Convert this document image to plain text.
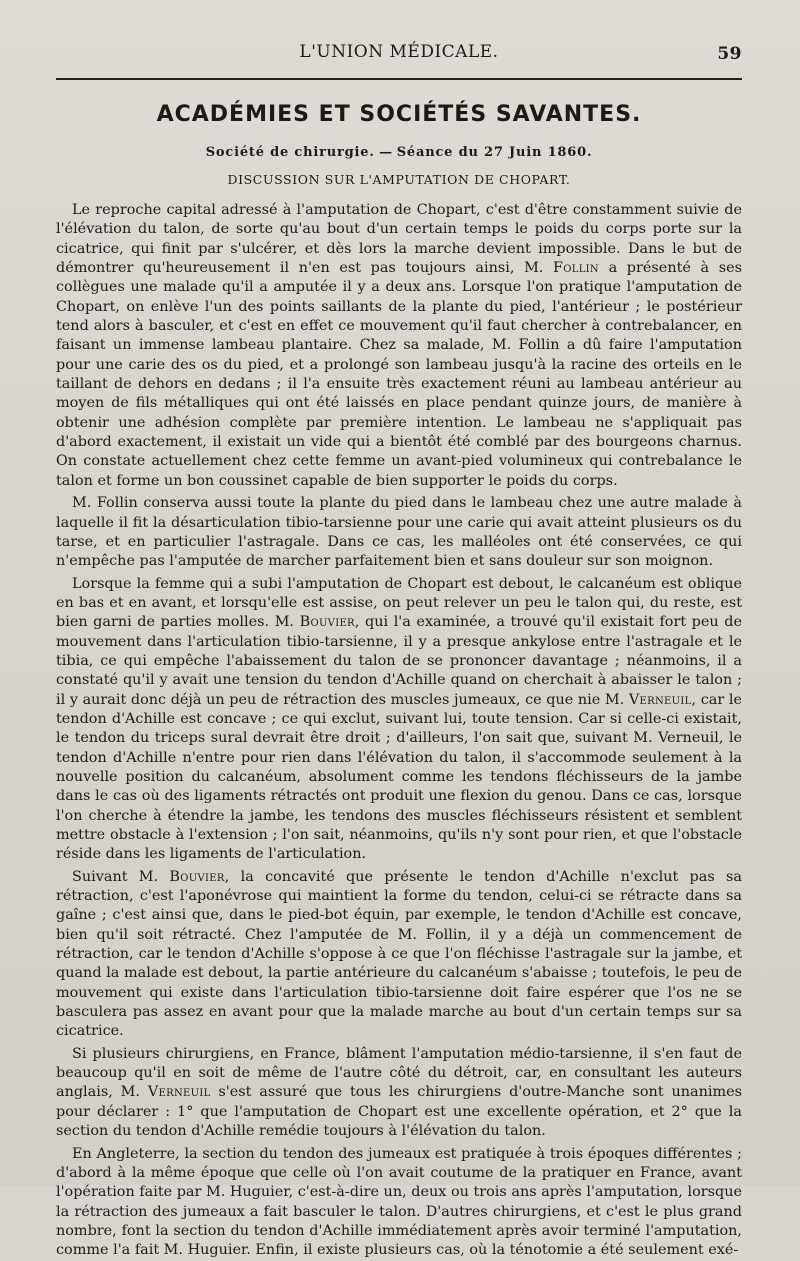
L'UNION MÉDICALE.	59
ACADÉMIES ET SOCIÉTÉS SAVANTES.
Société de chirurgie. — Séance du 27 Juin 1860.
DISCUSSION SUR L'AMPUTATION DE CHOPART.

Le reproche capital adressé à l'amputation de Chopart, c'est d'être constamment suivie de l'élévation du talon, de sorte qu'au bout d'un certain temps le poids du corps porte sur la cicatrice, qui finit par s'ulcérer, et dès lors la marche devient impossible. Dans le but de démontrer qu'heureusement il n'en est pas toujours ainsi, M. Follin a présenté à ses collègues une malade qu'il a amputée il y a deux ans. Lorsque l'on pratique l'amputation de Chopart, on enlève l'un des points saillants de la plante du pied, l'antérieur ; le postérieur tend alors à basculer, et c'est en effet ce mouvement qu'il faut chercher à contrebalancer, en faisant un immense lambeau plantaire. Chez sa malade, M. Follin a dû faire l'amputation pour une carie des os du pied, et a prolongé son lambeau jusqu'à la racine des orteils en le taillant de dehors en dedans ; il l'a ensuite très exactement réuni au lambeau antérieur au moyen de fils métalliques qui ont été laissés en place pendant quinze jours, de manière à obtenir une adhésion complète par première intention. Le lambeau ne s'appliquait pas d'abord exactement, il existait un vide qui a bientôt été comblé par des bourgeons charnus. On constate actuellement chez cette femme un avant-pied volumineux qui contrebalance le talon et forme un bon coussinet capable de bien supporter le poids du corps.

M. Follin conserva aussi toute la plante du pied dans le lambeau chez une autre malade à laquelle il fit la désarticulation tibio-tarsienne pour une carie qui avait atteint plusieurs os du tarse, et en particulier l'astragale. Dans ce cas, les malléoles ont été conservées, ce qui n'empêche pas l'amputée de marcher parfaitement bien et sans douleur sur son moignon.

Lorsque la femme qui a subi l'amputation de Chopart est debout, le calcanéum est oblique en bas et en avant, et lorsqu'elle est assise, on peut relever un peu le talon qui, du reste, est bien garni de parties molles. M. Bouvier, qui l'a examinée, a trouvé qu'il existait fort peu de mouvement dans l'articulation tibio-tarsienne, il y a presque ankylose entre l'astragale et le tibia, ce qui empêche l'abaissement du talon de se prononcer davantage ; néanmoins, il a constaté qu'il y avait une tension du tendon d'Achille quand on cherchait à abaisser le talon ; il y aurait donc déjà un peu de rétraction des muscles jumeaux, ce que nie M. Verneuil, car le tendon d'Achille est concave ; ce qui exclut, suivant lui, toute tension. Car si celle-ci existait, le tendon du triceps sural devrait être droit ; d'ailleurs, l'on sait que, suivant M. Verneuil, le tendon d'Achille n'entre pour rien dans l'élévation du talon, il s'accommode seulement à la nouvelle position du calcanéum, absolument comme les tendons fléchisseurs de la jambe dans le cas où des ligaments rétractés ont produit une flexion du genou. Dans ce cas, lorsque l'on cherche à étendre la jambe, les tendons des muscles fléchisseurs résistent et semblent mettre obstacle à l'extension ; l'on sait, néanmoins, qu'ils n'y sont pour rien, et que l'obstacle réside dans les ligaments de l'articulation.

Suivant M. Bouvier, la concavité que présente le tendon d'Achille n'exclut pas sa rétraction, c'est l'aponévrose qui maintient la forme du tendon, celui-ci se rétracte dans sa gaîne ; c'est ainsi que, dans le pied-bot équin, par exemple, le tendon d'Achille est concave, bien qu'il soit rétracté. Chez l'amputée de M. Follin, il y a déjà un commencement de rétraction, car le tendon d'Achille s'oppose à ce que l'on fléchisse l'astragale sur la jambe, et quand la malade est debout, la partie antérieure du calcanéum s'abaisse ; toutefois, le peu de mouvement qui existe dans l'articulation tibio-tarsienne doit faire espérer que l'os ne se basculera pas assez en avant pour que la malade marche au bout d'un certain temps sur sa cicatrice.

Si plusieurs chirurgiens, en France, blâment l'amputation médio-tarsienne, il s'en faut de beaucoup qu'il en soit de même de l'autre côté du détroit, car, en consultant les auteurs anglais, M. Verneuil s'est assuré que tous les chirurgiens d'outre-Manche sont unanimes pour déclarer : 1° que l'amputation de Chopart est une excellente opération, et 2° que la section du tendon d'Achille remédie toujours à l'élévation du talon.

En Angleterre, la section du tendon des jumeaux est pratiquée à trois époques différentes ; d'abord à la même époque que celle où l'on avait coutume de la pratiquer en France, avant l'opération faite par M. Huguier, c'est-à-dire un, deux ou trois ans après l'amputation, lorsque la rétraction des jumeaux a fait basculer le talon. D'autres chirurgiens, et c'est le plus grand nombre, font la section du tendon d'Achille immédiatement après avoir terminé l'amputation, comme l'a fait M. Huguier. Enfin, il existe plusieurs cas, où la ténotomie a été seulement exé-
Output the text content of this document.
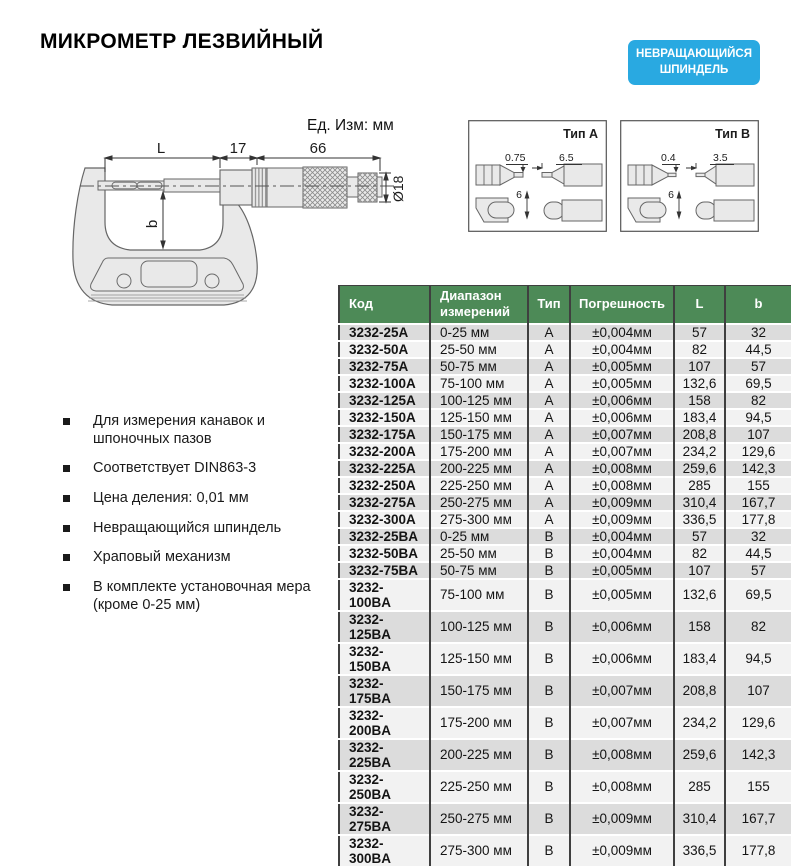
МИКРОМЕТР ЛЕЗВИЙНЫЙ
НЕВРАЩАЮЩИЙСЯ
ШПИНДЕЛЬ
Ед. Изм: мм
L	17	66
b
Ø18
Тип A
0.75	6.5
6
Тип B
0.4	3.5
6
Для измерения канавок и шпоночных пазов
Соответствует DIN863-3
Цена деления: 0,01 мм
Невращающийся шпиндель
Храповый механизм
В комплекте установочная мера (кроме 0-25 мм)
Код	Диапазон измерений	Тип	Погрешность	L	b
3232-25A	0-25 мм	A	±0,004мм	57	32
3232-50A	25-50 мм	A	±0,004мм	82	44,5
3232-75A	50-75 мм	A	±0,005мм	107	57
3232-100A	75-100 мм	A	±0,005мм	132,6	69,5
3232-125A	100-125 мм	A	±0,006мм	158	82
3232-150A	125-150 мм	A	±0,006мм	183,4	94,5
3232-175A	150-175 мм	A	±0,007мм	208,8	107
3232-200A	175-200 мм	A	±0,007мм	234,2	129,6
3232-225A	200-225 мм	A	±0,008мм	259,6	142,3
3232-250A	225-250 мм	A	±0,008мм	285	155
3232-275A	250-275 мм	A	±0,009мм	310,4	167,7
3232-300A	275-300 мм	A	±0,009мм	336,5	177,8
3232-25BA	0-25 мм	B	±0,004мм	57	32
3232-50BA	25-50 мм	B	±0,004мм	82	44,5
3232-75BA	50-75 мм	B	±0,005мм	107	57
3232-100BA	75-100 мм	B	±0,005мм	132,6	69,5
3232-125BA	100-125 мм	B	±0,006мм	158	82
3232-150BA	125-150 мм	B	±0,006мм	183,4	94,5
3232-175BA	150-175 мм	B	±0,007мм	208,8	107
3232-200BA	175-200 мм	B	±0,007мм	234,2	129,6
3232-225BA	200-225 мм	B	±0,008мм	259,6	142,3
3232-250BA	225-250 мм	B	±0,008мм	285	155
3232-275BA	250-275 мм	B	±0,009мм	310,4	167,7
3232-300BA	275-300 мм	B	±0,009мм	336,5	177,8
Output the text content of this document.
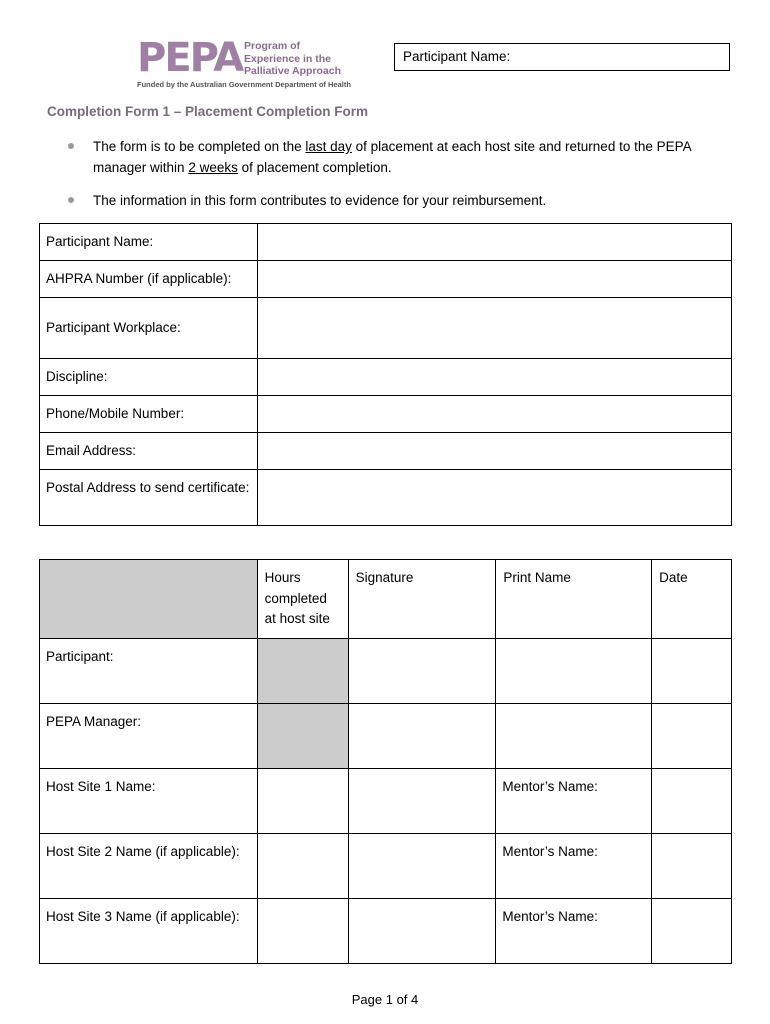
PEPA Program of
Experience in the
Palliative Approach
Funded by the Australian Government Department of Health
Participant Name:
Completion Form 1 – Placement Completion Form
The form is to be completed on the last day of placement at each host site and returned to the PEPA manager within 2 weeks of placement completion.
The information in this form contributes to evidence for your reimbursement.
Participant Name:	
AHPRA Number (if applicable):	
Participant Workplace:	
Discipline:	
Phone/Mobile Number:	
Email Address:	
Postal Address to send certificate:	
	Hours completed at host site	Signature	Print Name	Date
Participant:				
PEPA Manager:				
Host Site 1 Name:			Mentor’s Name:	
Host Site 2 Name (if applicable):			Mentor’s Name:	
Host Site 3 Name (if applicable):			Mentor’s Name:	
Page 1 of 4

━━━━━━━━━━━━━━━━━━━━

▸ **TASK TO CARRY OUT**:
Transcribe each entry above exactly, apart from the pictures.

▸ **TASK RESULT**:
Convert this document image to plain text.
L'UNION MÉDICALE.	59
ACADÉMIES ET SOCIÉTÉS SAVANTES.
Société de chirurgie. — Séance du 27 Juin 1860.
DISCUSSION SUR L'AMPUTATION DE CHOPART.

Le reproche capital adressé à l'amputation de Chopart, c'est d'être constamment suivie de l'élévation du talon, de sorte qu'au bout d'un certain temps le poids du corps porte sur la cicatrice, qui finit par s'ulcérer, et dès lors la marche devient impossible. Dans le but de démontrer qu'heureusement il n'en est pas toujours ainsi, M. Follin a présenté à ses collègues une malade qu'il a amputée il y a deux ans. Lorsque l'on pratique l'amputation de Chopart, on enlève l'un des points saillants de la plante du pied, l'antérieur ; le postérieur tend alors à basculer, et c'est en effet ce mouvement qu'il faut chercher à contrebalancer, en faisant un immense lambeau plantaire. Chez sa malade, M. Follin a dû faire l'amputation pour une carie des os du pied, et a prolongé son lambeau jusqu'à la racine des orteils en le taillant de dehors en dedans ; il l'a ensuite très exactement réuni au lambeau antérieur au moyen de fils métalliques qui ont été laissés en place pendant quinze jours, de manière à obtenir une adhésion complète par première intention. Le lambeau ne s'appliquait pas d'abord exactement, il existait un vide qui a bientôt été comblé par des bourgeons charnus. On constate actuellement chez cette femme un avant-pied volumineux qui contrebalance le talon et forme un bon coussinet capable de bien supporter le poids du corps.

M. Follin conserva aussi toute la plante du pied dans le lambeau chez une autre malade à laquelle il fit la désarticulation tibio-tarsienne pour une carie qui avait atteint plusieurs os du tarse, et en particulier l'astragale. Dans ce cas, les malléoles ont été conservées, ce qui n'empêche pas l'amputée de marcher parfaitement bien et sans douleur sur son moignon.

Lorsque la femme qui a subi l'amputation de Chopart est debout, le calcanéum est oblique en bas et en avant, et lorsqu'elle est assise, on peut relever un peu le talon qui, du reste, est bien garni de parties molles. M. Bouvier, qui l'a examinée, a trouvé qu'il existait fort peu de mouvement dans l'articulation tibio-tarsienne, il y a presque ankylose entre l'astragale et le tibia, ce qui empêche l'abaissement du talon de se prononcer davantage ; néanmoins, il a constaté qu'il y avait une tension du tendon d'Achille quand on cherchait à abaisser le talon ; il y aurait donc déjà un peu de rétraction des muscles jumeaux, ce que nie M. Verneuil, car le tendon d'Achille est concave ; ce qui exclut, suivant lui, toute tension. Car si celle-ci existait, le tendon du triceps sural devrait être droit ; d'ailleurs, l'on sait que, suivant M. Verneuil, le tendon d'Achille n'entre pour rien dans l'élévation du talon, il s'accommode seulement à la nouvelle position du calcanéum, absolument comme les tendons fléchisseurs de la jambe dans le cas où des ligaments rétractés ont produit une flexion du genou. Dans ce cas, lorsque l'on cherche à étendre la jambe, les tendons des muscles fléchisseurs résistent et semblent mettre obstacle à l'extension ; l'on sait, néanmoins, qu'ils n'y sont pour rien, et que l'obstacle réside dans les ligaments de l'articulation.

Suivant M. Bouvier, la concavité que présente le tendon d'Achille n'exclut pas sa rétraction, c'est l'aponévrose qui maintient la forme du tendon, celui-ci se rétracte dans sa gaîne ; c'est ainsi que, dans le pied-bot équin, par exemple, le tendon d'Achille est concave, bien qu'il soit rétracté. Chez l'amputée de M. Follin, il y a déjà un commencement de rétraction, car le tendon d'Achille s'oppose à ce que l'on fléchisse l'astragale sur la jambe, et quand la malade est debout, la partie antérieure du calcanéum s'abaisse ; toutefois, le peu de mouvement qui existe dans l'articulation tibio-tarsienne doit faire espérer que l'os ne se basculera pas assez en avant pour que la malade marche au bout d'un certain temps sur sa cicatrice.

Si plusieurs chirurgiens, en France, blâment l'amputation médio-tarsienne, il s'en faut de beaucoup qu'il en soit de même de l'autre côté du détroit, car, en consultant les auteurs anglais, M. Verneuil s'est assuré que tous les chirurgiens d'outre-Manche sont unanimes pour déclarer : 1° que l'amputation de Chopart est une excellente opération, et 2° que la section du tendon d'Achille remédie toujours à l'élévation du talon.

En Angleterre, la section du tendon des jumeaux est pratiquée à trois époques différentes ; d'abord à la même époque que celle où l'on avait coutume de la pratiquer en France, avant l'opération faite par M. Huguier, c'est-à-dire un, deux ou trois ans après l'amputation, lorsque la rétraction des jumeaux a fait basculer le talon. D'autres chirurgiens, et c'est le plus grand nombre, font la section du tendon d'Achille immédiatement après avoir terminé l'amputation, comme l'a fait M. Huguier. Enfin, il existe plusieurs cas, où la ténotomie a été seulement exé-
Output the text content of this document.
МИКРОМЕТР ЛЕЗВИЙНЫЙ
НЕВРАЩАЮЩИЙСЯ
ШПИНДЕЛЬ
Ед. Изм: мм
L	17	66
b
Ø18
Тип A
0.75	6.5
6
Тип B
0.4	3.5
6
Для измерения канавок и шпоночных пазов
Соответствует DIN863-3
Цена деления: 0,01 мм
Невращающийся шпиндель
Храповый механизм
В комплекте установочная мера (кроме 0-25 мм)
Код	Диапазон измерений	Тип	Погрешность	L	b
3232-25A	0-25 мм	A	±0,004мм	57	32
3232-50A	25-50 мм	A	±0,004мм	82	44,5
3232-75A	50-75 мм	A	±0,005мм	107	57
3232-100A	75-100 мм	A	±0,005мм	132,6	69,5
3232-125A	100-125 мм	A	±0,006мм	158	82
3232-150A	125-150 мм	A	±0,006мм	183,4	94,5
3232-175A	150-175 мм	A	±0,007мм	208,8	107
3232-200A	175-200 мм	A	±0,007мм	234,2	129,6
3232-225A	200-225 мм	A	±0,008мм	259,6	142,3
3232-250A	225-250 мм	A	±0,008мм	285	155
3232-275A	250-275 мм	A	±0,009мм	310,4	167,7
3232-300A	275-300 мм	A	±0,009мм	336,5	177,8
3232-25BA	0-25 мм	B	±0,004мм	57	32
3232-50BA	25-50 мм	B	±0,004мм	82	44,5
3232-75BA	50-75 мм	B	±0,005мм	107	57
3232-100BA	75-100 мм	B	±0,005мм	132,6	69,5
3232-125BA	100-125 мм	B	±0,006мм	158	82
3232-150BA	125-150 мм	B	±0,006мм	183,4	94,5
3232-175BA	150-175 мм	B	±0,007мм	208,8	107
3232-200BA	175-200 мм	B	±0,007мм	234,2	129,6
3232-225BA	200-225 мм	B	±0,008мм	259,6	142,3
3232-250BA	225-250 мм	B	±0,008мм	285	155
3232-275BA	250-275 мм	B	±0,009мм	310,4	167,7
3232-300BA	275-300 мм	B	±0,009мм	336,5	177,8
Output the text content of this document.
PEPA Program of
Experience in the
Palliative Approach
Funded by the Australian Government Department of Health
Participant Name:
Completion Form 1 – Placement Completion Form
The form is to be completed on the last day of placement at each host site and returned to the PEPA manager within 2 weeks of placement completion.
The information in this form contributes to evidence for your reimbursement.
Participant Name:	
AHPRA Number (if applicable):	
Participant Workplace:	
Discipline:	
Phone/Mobile Number:	
Email Address:	
Postal Address to send certificate:	
	Hours completed at host site	Signature	Print Name	Date
Participant:				
PEPA Manager:				
Host Site 1 Name:			Mentor’s Name:	
Host Site 2 Name (if applicable):			Mentor’s Name:	
Host Site 3 Name (if applicable):			Mentor’s Name:	
Page 1 of 4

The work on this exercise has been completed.